**Records for this task**
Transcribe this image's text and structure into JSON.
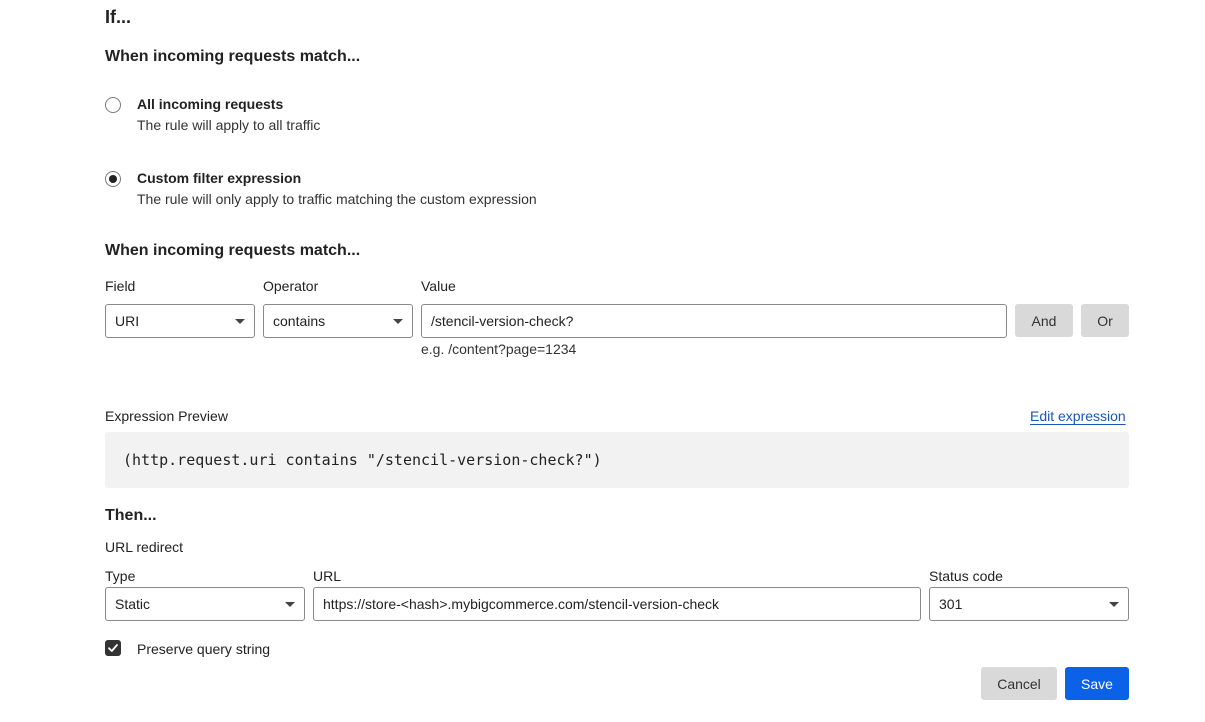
{
  "if_heading": "If...",
  "match_heading_1": "When incoming requests match...",
  "options": [
    {
      "title": "All incoming requests",
      "description": "The rule will apply to all traffic",
      "selected": false
    },
    {
      "title": "Custom filter expression",
      "description": "The rule will only apply to traffic matching the custom expression",
      "selected": true
    }
  ],
  "match_heading_2": "When incoming requests match...",
  "filter": {
    "field_label": "Field",
    "field_value": "URI",
    "operator_label": "Operator",
    "operator_value": "contains",
    "value_label": "Value",
    "value_value": "/stencil-version-check?",
    "value_hint": "e.g. /content?page=1234",
    "and_label": "And",
    "or_label": "Or"
  },
  "preview": {
    "label": "Expression Preview",
    "edit_link": "Edit expression",
    "expression": "(http.request.uri contains \"/stencil-version-check?\")"
  },
  "then": {
    "heading": "Then...",
    "action": "URL redirect",
    "type_label": "Type",
    "type_value": "Static",
    "url_label": "URL",
    "url_value": "https://store-<hash>.mybigcommerce.com/stencil-version-check",
    "status_label": "Status code",
    "status_value": "301",
    "preserve_label": "Preserve query string",
    "preserve_checked": true
  },
  "actions": {
    "cancel": "Cancel",
    "save": "Save"
  },
  "colors": {
    "primary": "#0b62e6",
    "link": "#1a56b8",
    "secondary_button": "#d9d9d9",
    "preview_bg": "#f2f2f2"
  }
}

**Directive**
Check each line of the entries for the string "true". Copy the lines that have it.

**The response**
      "selected": true
    "preserve_checked": true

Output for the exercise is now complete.